Records excerpted from a collection:
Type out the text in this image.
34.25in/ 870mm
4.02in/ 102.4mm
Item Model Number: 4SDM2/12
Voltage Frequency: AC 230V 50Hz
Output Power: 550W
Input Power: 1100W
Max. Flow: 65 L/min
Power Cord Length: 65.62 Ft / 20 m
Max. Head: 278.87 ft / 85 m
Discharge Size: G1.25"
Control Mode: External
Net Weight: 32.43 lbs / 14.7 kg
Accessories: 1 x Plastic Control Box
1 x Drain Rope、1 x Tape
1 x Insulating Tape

WHAT IS NEEDED:
Reproduce every record above exactly as it appears.

THE OUTPUT:
Type out the text in this image.
34.25in/ 870mm
4.02in/ 102.4mm
Item Model Number: 4SDM2/12
Voltage Frequency: AC 230V 50Hz
Output Power: 550W
Input Power: 1100W
Max. Flow: 65 L/min
Power Cord Length: 65.62 Ft / 20 m
Max. Head: 278.87 ft / 85 m
Discharge Size: G1.25"
Control Mode: External
Net Weight: 32.43 lbs / 14.7 kg
Accessories: 1 x Plastic Control Box
1 x Drain Rope、1 x Tape
1 x Insulating Tape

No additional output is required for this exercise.